**Exercise instructions:** Set down the material once more, exactly as it appears.

---------- Provided entries ----------

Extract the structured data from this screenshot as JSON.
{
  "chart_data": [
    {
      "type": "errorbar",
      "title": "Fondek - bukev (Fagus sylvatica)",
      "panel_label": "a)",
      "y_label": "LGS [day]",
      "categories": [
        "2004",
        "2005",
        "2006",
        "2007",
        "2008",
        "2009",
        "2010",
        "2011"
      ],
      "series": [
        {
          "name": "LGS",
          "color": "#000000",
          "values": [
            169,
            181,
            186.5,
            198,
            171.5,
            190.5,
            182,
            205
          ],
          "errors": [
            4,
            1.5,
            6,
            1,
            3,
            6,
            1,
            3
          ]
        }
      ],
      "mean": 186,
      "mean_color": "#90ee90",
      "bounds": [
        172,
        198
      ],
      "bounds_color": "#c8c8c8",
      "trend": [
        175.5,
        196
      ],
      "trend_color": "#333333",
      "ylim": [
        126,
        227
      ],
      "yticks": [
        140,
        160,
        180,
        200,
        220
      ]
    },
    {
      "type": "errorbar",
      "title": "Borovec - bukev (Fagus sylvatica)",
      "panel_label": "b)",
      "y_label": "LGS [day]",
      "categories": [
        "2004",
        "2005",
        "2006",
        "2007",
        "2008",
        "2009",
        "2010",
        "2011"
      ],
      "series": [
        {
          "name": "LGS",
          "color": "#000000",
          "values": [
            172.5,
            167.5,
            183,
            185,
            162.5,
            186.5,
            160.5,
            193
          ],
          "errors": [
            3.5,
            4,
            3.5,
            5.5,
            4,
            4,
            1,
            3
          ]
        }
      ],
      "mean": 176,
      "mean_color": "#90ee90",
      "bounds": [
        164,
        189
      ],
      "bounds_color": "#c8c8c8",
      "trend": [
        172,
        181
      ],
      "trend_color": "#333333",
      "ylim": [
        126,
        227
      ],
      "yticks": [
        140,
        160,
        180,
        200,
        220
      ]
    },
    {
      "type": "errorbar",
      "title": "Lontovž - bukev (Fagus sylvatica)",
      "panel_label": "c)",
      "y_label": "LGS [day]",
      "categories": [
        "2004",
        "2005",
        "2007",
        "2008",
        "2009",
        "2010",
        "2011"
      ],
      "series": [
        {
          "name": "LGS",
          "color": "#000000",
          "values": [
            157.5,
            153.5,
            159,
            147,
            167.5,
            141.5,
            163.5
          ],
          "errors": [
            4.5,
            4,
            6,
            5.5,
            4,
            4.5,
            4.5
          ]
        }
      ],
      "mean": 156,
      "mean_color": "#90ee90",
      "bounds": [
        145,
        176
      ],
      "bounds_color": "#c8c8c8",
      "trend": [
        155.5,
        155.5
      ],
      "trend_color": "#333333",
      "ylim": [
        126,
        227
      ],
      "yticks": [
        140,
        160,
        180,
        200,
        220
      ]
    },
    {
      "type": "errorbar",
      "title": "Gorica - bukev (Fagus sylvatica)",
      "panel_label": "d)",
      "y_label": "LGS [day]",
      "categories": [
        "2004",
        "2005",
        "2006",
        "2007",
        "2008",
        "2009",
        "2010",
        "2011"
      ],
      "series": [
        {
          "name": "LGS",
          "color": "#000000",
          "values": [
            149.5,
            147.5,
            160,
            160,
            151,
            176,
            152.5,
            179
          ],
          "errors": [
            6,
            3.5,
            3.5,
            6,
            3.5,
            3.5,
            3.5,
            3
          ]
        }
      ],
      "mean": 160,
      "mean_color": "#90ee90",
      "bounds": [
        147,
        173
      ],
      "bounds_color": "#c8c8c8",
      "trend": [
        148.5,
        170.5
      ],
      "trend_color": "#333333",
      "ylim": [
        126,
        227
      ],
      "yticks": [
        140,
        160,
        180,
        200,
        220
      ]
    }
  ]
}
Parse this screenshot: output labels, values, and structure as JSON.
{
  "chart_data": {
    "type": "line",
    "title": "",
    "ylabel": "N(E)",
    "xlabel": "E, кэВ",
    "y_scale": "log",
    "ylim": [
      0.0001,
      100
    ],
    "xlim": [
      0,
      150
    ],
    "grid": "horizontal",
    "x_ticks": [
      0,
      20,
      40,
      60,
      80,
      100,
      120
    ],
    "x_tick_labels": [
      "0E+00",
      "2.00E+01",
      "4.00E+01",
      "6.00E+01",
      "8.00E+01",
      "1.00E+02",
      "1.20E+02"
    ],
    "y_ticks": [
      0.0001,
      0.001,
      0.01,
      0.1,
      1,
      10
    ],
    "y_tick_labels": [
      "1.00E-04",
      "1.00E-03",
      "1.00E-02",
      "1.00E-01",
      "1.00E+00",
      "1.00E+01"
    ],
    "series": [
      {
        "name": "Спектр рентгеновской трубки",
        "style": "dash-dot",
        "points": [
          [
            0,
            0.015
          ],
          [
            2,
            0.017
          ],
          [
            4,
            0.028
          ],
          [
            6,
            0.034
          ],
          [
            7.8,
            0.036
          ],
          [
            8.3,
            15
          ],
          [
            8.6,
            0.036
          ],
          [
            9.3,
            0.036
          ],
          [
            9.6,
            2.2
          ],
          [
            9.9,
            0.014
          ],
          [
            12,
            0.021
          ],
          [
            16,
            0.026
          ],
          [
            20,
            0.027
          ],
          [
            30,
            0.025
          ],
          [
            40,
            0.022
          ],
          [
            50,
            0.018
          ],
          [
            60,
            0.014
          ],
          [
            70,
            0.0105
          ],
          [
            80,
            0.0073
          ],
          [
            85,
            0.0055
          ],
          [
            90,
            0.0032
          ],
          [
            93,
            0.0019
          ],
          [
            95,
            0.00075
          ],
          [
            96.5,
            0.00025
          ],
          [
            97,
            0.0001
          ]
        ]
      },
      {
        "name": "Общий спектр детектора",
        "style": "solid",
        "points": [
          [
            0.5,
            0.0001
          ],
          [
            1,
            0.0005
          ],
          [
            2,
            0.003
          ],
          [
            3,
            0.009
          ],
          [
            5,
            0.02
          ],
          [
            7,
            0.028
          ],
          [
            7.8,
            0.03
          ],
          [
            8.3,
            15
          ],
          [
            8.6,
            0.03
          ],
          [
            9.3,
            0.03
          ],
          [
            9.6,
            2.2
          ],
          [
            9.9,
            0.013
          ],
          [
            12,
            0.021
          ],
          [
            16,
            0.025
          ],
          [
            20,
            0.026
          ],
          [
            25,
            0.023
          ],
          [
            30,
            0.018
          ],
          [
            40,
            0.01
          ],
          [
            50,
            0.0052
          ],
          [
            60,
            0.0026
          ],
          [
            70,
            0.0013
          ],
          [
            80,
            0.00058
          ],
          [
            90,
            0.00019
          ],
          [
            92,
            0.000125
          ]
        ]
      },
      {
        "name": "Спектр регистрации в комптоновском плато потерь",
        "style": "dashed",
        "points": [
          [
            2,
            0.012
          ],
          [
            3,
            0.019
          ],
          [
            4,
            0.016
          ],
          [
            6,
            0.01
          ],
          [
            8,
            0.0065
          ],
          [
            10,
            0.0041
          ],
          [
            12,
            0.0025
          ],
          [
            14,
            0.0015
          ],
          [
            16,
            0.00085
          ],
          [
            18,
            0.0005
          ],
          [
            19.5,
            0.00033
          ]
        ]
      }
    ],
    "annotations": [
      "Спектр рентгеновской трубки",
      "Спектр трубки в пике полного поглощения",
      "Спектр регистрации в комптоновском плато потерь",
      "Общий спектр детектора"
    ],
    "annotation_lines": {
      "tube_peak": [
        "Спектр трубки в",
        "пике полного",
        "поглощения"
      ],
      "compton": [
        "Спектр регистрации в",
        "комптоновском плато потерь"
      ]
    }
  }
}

----------

**Complete response:**
Extract the structured data from this screenshot as JSON.
{
  "chart_data": [
    {
      "type": "errorbar",
      "title": "Fondek - bukev (Fagus sylvatica)",
      "panel_label": "a)",
      "y_label": "LGS [day]",
      "categories": [
        "2004",
        "2005",
        "2006",
        "2007",
        "2008",
        "2009",
        "2010",
        "2011"
      ],
      "series": [
        {
          "name": "LGS",
          "color": "#000000",
          "values": [
            169,
            181,
            186.5,
            198,
            171.5,
            190.5,
            182,
            205
          ],
          "errors": [
            4,
            1.5,
            6,
            1,
            3,
            6,
            1,
            3
          ]
        }
      ],
      "mean": 186,
      "mean_color": "#90ee90",
      "bounds": [
        172,
        198
      ],
      "bounds_color": "#c8c8c8",
      "trend": [
        175.5,
        196
      ],
      "trend_color": "#333333",
      "ylim": [
        126,
        227
      ],
      "yticks": [
        140,
        160,
        180,
        200,
        220
      ]
    },
    {
      "type": "errorbar",
      "title": "Borovec - bukev (Fagus sylvatica)",
      "panel_label": "b)",
      "y_label": "LGS [day]",
      "categories": [
        "2004",
        "2005",
        "2006",
        "2007",
        "2008",
        "2009",
        "2010",
        "2011"
      ],
      "series": [
        {
          "name": "LGS",
          "color": "#000000",
          "values": [
            172.5,
            167.5,
            183,
            185,
            162.5,
            186.5,
            160.5,
            193
          ],
          "errors": [
            3.5,
            4,
            3.5,
            5.5,
            4,
            4,
            1,
            3
          ]
        }
      ],
      "mean": 176,
      "mean_color": "#90ee90",
      "bounds": [
        164,
        189
      ],
      "bounds_color": "#c8c8c8",
      "trend": [
        172,
        181
      ],
      "trend_color": "#333333",
      "ylim": [
        126,
        227
      ],
      "yticks": [
        140,
        160,
        180,
        200,
        220
      ]
    },
    {
      "type": "errorbar",
      "title": "Lontovž - bukev (Fagus sylvatica)",
      "panel_label": "c)",
      "y_label": "LGS [day]",
      "categories": [
        "2004",
        "2005",
        "2007",
        "2008",
        "2009",
        "2010",
        "2011"
      ],
      "series": [
        {
          "name": "LGS",
          "color": "#000000",
          "values": [
            157.5,
            153.5,
            159,
            147,
            167.5,
            141.5,
            163.5
          ],
          "errors": [
            4.5,
            4,
            6,
            5.5,
            4,
            4.5,
            4.5
          ]
        }
      ],
      "mean": 156,
      "mean_color": "#90ee90",
      "bounds": [
        145,
        176
      ],
      "bounds_color": "#c8c8c8",
      "trend": [
        155.5,
        155.5
      ],
      "trend_color": "#333333",
      "ylim": [
        126,
        227
      ],
      "yticks": [
        140,
        160,
        180,
        200,
        220
      ]
    },
    {
      "type": "errorbar",
      "title": "Gorica - bukev (Fagus sylvatica)",
      "panel_label": "d)",
      "y_label": "LGS [day]",
      "categories": [
        "2004",
        "2005",
        "2006",
        "2007",
        "2008",
        "2009",
        "2010",
        "2011"
      ],
      "series": [
        {
          "name": "LGS",
          "color": "#000000",
          "values": [
            149.5,
            147.5,
            160,
            160,
            151,
            176,
            152.5,
            179
          ],
          "errors": [
            6,
            3.5,
            3.5,
            6,
            3.5,
            3.5,
            3.5,
            3
          ]
        }
      ],
      "mean": 160,
      "mean_color": "#90ee90",
      "bounds": [
        147,
        173
      ],
      "bounds_color": "#c8c8c8",
      "trend": [
        148.5,
        170.5
      ],
      "trend_color": "#333333",
      "ylim": [
        126,
        227
      ],
      "yticks": [
        140,
        160,
        180,
        200,
        220
      ]
    }
  ]
}
Parse this screenshot: output labels, values, and structure as JSON.
{
  "chart_data": {
    "type": "line",
    "title": "",
    "ylabel": "N(E)",
    "xlabel": "E, кэВ",
    "y_scale": "log",
    "ylim": [
      0.0001,
      100
    ],
    "xlim": [
      0,
      150
    ],
    "grid": "horizontal",
    "x_ticks": [
      0,
      20,
      40,
      60,
      80,
      100,
      120
    ],
    "x_tick_labels": [
      "0E+00",
      "2.00E+01",
      "4.00E+01",
      "6.00E+01",
      "8.00E+01",
      "1.00E+02",
      "1.20E+02"
    ],
    "y_ticks": [
      0.0001,
      0.001,
      0.01,
      0.1,
      1,
      10
    ],
    "y_tick_labels": [
      "1.00E-04",
      "1.00E-03",
      "1.00E-02",
      "1.00E-01",
      "1.00E+00",
      "1.00E+01"
    ],
    "series": [
      {
        "name": "Спектр рентгеновской трубки",
        "style": "dash-dot",
        "points": [
          [
            0,
            0.015
          ],
          [
            2,
            0.017
          ],
          [
            4,
            0.028
          ],
          [
            6,
            0.034
          ],
          [
            7.8,
            0.036
          ],
          [
            8.3,
            15
          ],
          [
            8.6,
            0.036
          ],
          [
            9.3,
            0.036
          ],
          [
            9.6,
            2.2
          ],
          [
            9.9,
            0.014
          ],
          [
            12,
            0.021
          ],
          [
            16,
            0.026
          ],
          [
            20,
            0.027
          ],
          [
            30,
            0.025
          ],
          [
            40,
            0.022
          ],
          [
            50,
            0.018
          ],
          [
            60,
            0.014
          ],
          [
            70,
            0.0105
          ],
          [
            80,
            0.0073
          ],
          [
            85,
            0.0055
          ],
          [
            90,
            0.0032
          ],
          [
            93,
            0.0019
          ],
          [
            95,
            0.00075
          ],
          [
            96.5,
            0.00025
          ],
          [
            97,
            0.0001
          ]
        ]
      },
      {
        "name": "Общий спектр детектора",
        "style": "solid",
        "points": [
          [
            0.5,
            0.0001
          ],
          [
            1,
            0.0005
          ],
          [
            2,
            0.003
          ],
          [
            3,
            0.009
          ],
          [
            5,
            0.02
          ],
          [
            7,
            0.028
          ],
          [
            7.8,
            0.03
          ],
          [
            8.3,
            15
          ],
          [
            8.6,
            0.03
          ],
          [
            9.3,
            0.03
          ],
          [
            9.6,
            2.2
          ],
          [
            9.9,
            0.013
          ],
          [
            12,
            0.021
          ],
          [
            16,
            0.025
          ],
          [
            20,
            0.026
          ],
          [
            25,
            0.023
          ],
          [
            30,
            0.018
          ],
          [
            40,
            0.01
          ],
          [
            50,
            0.0052
          ],
          [
            60,
            0.0026
          ],
          [
            70,
            0.0013
          ],
          [
            80,
            0.00058
          ],
          [
            90,
            0.00019
          ],
          [
            92,
            0.000125
          ]
        ]
      },
      {
        "name": "Спектр регистрации в комптоновском плато потерь",
        "style": "dashed",
        "points": [
          [
            2,
            0.012
          ],
          [
            3,
            0.019
          ],
          [
            4,
            0.016
          ],
          [
            6,
            0.01
          ],
          [
            8,
            0.0065
          ],
          [
            10,
            0.0041
          ],
          [
            12,
            0.0025
          ],
          [
            14,
            0.0015
          ],
          [
            16,
            0.00085
          ],
          [
            18,
            0.0005
          ],
          [
            19.5,
            0.00033
          ]
        ]
      }
    ],
    "annotations": [
      "Спектр рентгеновской трубки",
      "Спектр трубки в пике полного поглощения",
      "Спектр регистрации в комптоновском плато потерь",
      "Общий спектр детектора"
    ],
    "annotation_lines": {
      "tube_peak": [
        "Спектр трубки в",
        "пике полного",
        "поглощения"
      ],
      "compton": [
        "Спектр регистрации в",
        "комптоновском плато потерь"
      ]
    }
  }
}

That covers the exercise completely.